* What you should do
Without skipping anything, write out each record below exactly.
>> START Material for this task
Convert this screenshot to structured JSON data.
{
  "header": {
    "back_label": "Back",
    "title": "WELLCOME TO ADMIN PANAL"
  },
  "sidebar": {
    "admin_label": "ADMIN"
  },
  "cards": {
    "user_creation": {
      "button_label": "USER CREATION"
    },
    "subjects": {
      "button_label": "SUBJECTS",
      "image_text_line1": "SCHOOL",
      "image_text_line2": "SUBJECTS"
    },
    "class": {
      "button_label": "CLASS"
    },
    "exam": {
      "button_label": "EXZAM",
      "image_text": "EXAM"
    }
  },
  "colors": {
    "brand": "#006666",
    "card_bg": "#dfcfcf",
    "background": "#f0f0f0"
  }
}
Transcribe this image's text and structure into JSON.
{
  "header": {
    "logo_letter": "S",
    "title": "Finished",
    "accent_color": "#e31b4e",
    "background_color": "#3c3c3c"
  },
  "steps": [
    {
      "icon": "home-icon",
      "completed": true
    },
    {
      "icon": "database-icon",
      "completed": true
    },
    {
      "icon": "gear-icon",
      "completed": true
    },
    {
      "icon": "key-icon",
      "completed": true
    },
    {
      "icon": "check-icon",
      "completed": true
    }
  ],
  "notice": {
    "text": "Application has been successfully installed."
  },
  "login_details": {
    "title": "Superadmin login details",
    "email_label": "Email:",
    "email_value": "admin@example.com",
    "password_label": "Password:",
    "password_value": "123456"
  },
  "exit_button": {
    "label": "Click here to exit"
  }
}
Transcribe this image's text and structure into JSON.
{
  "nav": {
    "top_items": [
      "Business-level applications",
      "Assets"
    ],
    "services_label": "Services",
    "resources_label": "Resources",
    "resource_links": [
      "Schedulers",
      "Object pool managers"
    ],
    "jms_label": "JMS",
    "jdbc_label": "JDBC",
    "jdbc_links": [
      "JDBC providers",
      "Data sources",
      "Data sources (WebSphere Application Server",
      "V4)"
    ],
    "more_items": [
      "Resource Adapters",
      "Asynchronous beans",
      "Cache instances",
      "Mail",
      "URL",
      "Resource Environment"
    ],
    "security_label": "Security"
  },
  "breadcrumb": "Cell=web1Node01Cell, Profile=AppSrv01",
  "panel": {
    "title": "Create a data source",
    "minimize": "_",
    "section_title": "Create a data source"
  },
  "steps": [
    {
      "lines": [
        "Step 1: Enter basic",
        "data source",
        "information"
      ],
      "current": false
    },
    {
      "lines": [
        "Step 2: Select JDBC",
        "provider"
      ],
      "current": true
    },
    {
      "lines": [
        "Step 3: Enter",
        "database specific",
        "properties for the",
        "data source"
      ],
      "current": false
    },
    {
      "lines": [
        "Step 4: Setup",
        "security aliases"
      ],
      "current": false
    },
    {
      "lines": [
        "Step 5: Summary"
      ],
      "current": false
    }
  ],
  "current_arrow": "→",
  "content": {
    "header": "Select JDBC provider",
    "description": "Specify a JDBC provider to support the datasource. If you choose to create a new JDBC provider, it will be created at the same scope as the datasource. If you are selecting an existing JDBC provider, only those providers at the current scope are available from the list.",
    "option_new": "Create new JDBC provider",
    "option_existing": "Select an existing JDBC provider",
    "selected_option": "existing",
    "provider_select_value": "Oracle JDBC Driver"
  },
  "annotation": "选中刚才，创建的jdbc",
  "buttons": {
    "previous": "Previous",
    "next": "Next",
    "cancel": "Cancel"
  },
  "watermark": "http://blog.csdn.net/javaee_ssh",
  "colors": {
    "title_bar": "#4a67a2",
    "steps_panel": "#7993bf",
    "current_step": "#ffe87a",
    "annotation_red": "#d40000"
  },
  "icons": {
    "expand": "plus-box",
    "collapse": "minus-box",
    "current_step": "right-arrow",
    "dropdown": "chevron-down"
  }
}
>> END Material for this task
* Finished task
Convert this screenshot to structured JSON data.
{
  "header": {
    "back_label": "Back",
    "title": "WELLCOME TO ADMIN PANAL"
  },
  "sidebar": {
    "admin_label": "ADMIN"
  },
  "cards": {
    "user_creation": {
      "button_label": "USER CREATION"
    },
    "subjects": {
      "button_label": "SUBJECTS",
      "image_text_line1": "SCHOOL",
      "image_text_line2": "SUBJECTS"
    },
    "class": {
      "button_label": "CLASS"
    },
    "exam": {
      "button_label": "EXZAM",
      "image_text": "EXAM"
    }
  },
  "colors": {
    "brand": "#006666",
    "card_bg": "#dfcfcf",
    "background": "#f0f0f0"
  }
}
Transcribe this image's text and structure into JSON.
{
  "header": {
    "logo_letter": "S",
    "title": "Finished",
    "accent_color": "#e31b4e",
    "background_color": "#3c3c3c"
  },
  "steps": [
    {
      "icon": "home-icon",
      "completed": true
    },
    {
      "icon": "database-icon",
      "completed": true
    },
    {
      "icon": "gear-icon",
      "completed": true
    },
    {
      "icon": "key-icon",
      "completed": true
    },
    {
      "icon": "check-icon",
      "completed": true
    }
  ],
  "notice": {
    "text": "Application has been successfully installed."
  },
  "login_details": {
    "title": "Superadmin login details",
    "email_label": "Email:",
    "email_value": "admin@example.com",
    "password_label": "Password:",
    "password_value": "123456"
  },
  "exit_button": {
    "label": "Click here to exit"
  }
}
Transcribe this image's text and structure into JSON.
{
  "nav": {
    "top_items": [
      "Business-level applications",
      "Assets"
    ],
    "services_label": "Services",
    "resources_label": "Resources",
    "resource_links": [
      "Schedulers",
      "Object pool managers"
    ],
    "jms_label": "JMS",
    "jdbc_label": "JDBC",
    "jdbc_links": [
      "JDBC providers",
      "Data sources",
      "Data sources (WebSphere Application Server",
      "V4)"
    ],
    "more_items": [
      "Resource Adapters",
      "Asynchronous beans",
      "Cache instances",
      "Mail",
      "URL",
      "Resource Environment"
    ],
    "security_label": "Security"
  },
  "breadcrumb": "Cell=web1Node01Cell, Profile=AppSrv01",
  "panel": {
    "title": "Create a data source",
    "minimize": "_",
    "section_title": "Create a data source"
  },
  "steps": [
    {
      "lines": [
        "Step 1: Enter basic",
        "data source",
        "information"
      ],
      "current": false
    },
    {
      "lines": [
        "Step 2: Select JDBC",
        "provider"
      ],
      "current": true
    },
    {
      "lines": [
        "Step 3: Enter",
        "database specific",
        "properties for the",
        "data source"
      ],
      "current": false
    },
    {
      "lines": [
        "Step 4: Setup",
        "security aliases"
      ],
      "current": false
    },
    {
      "lines": [
        "Step 5: Summary"
      ],
      "current": false
    }
  ],
  "current_arrow": "→",
  "content": {
    "header": "Select JDBC provider",
    "description": "Specify a JDBC provider to support the datasource. If you choose to create a new JDBC provider, it will be created at the same scope as the datasource. If you are selecting an existing JDBC provider, only those providers at the current scope are available from the list.",
    "option_new": "Create new JDBC provider",
    "option_existing": "Select an existing JDBC provider",
    "selected_option": "existing",
    "provider_select_value": "Oracle JDBC Driver"
  },
  "annotation": "选中刚才，创建的jdbc",
  "buttons": {
    "previous": "Previous",
    "next": "Next",
    "cancel": "Cancel"
  },
  "watermark": "http://blog.csdn.net/javaee_ssh",
  "colors": {
    "title_bar": "#4a67a2",
    "steps_panel": "#7993bf",
    "current_step": "#ffe87a",
    "annotation_red": "#d40000"
  },
  "icons": {
    "expand": "plus-box",
    "collapse": "minus-box",
    "current_step": "right-arrow",
    "dropdown": "chevron-down"
  }
}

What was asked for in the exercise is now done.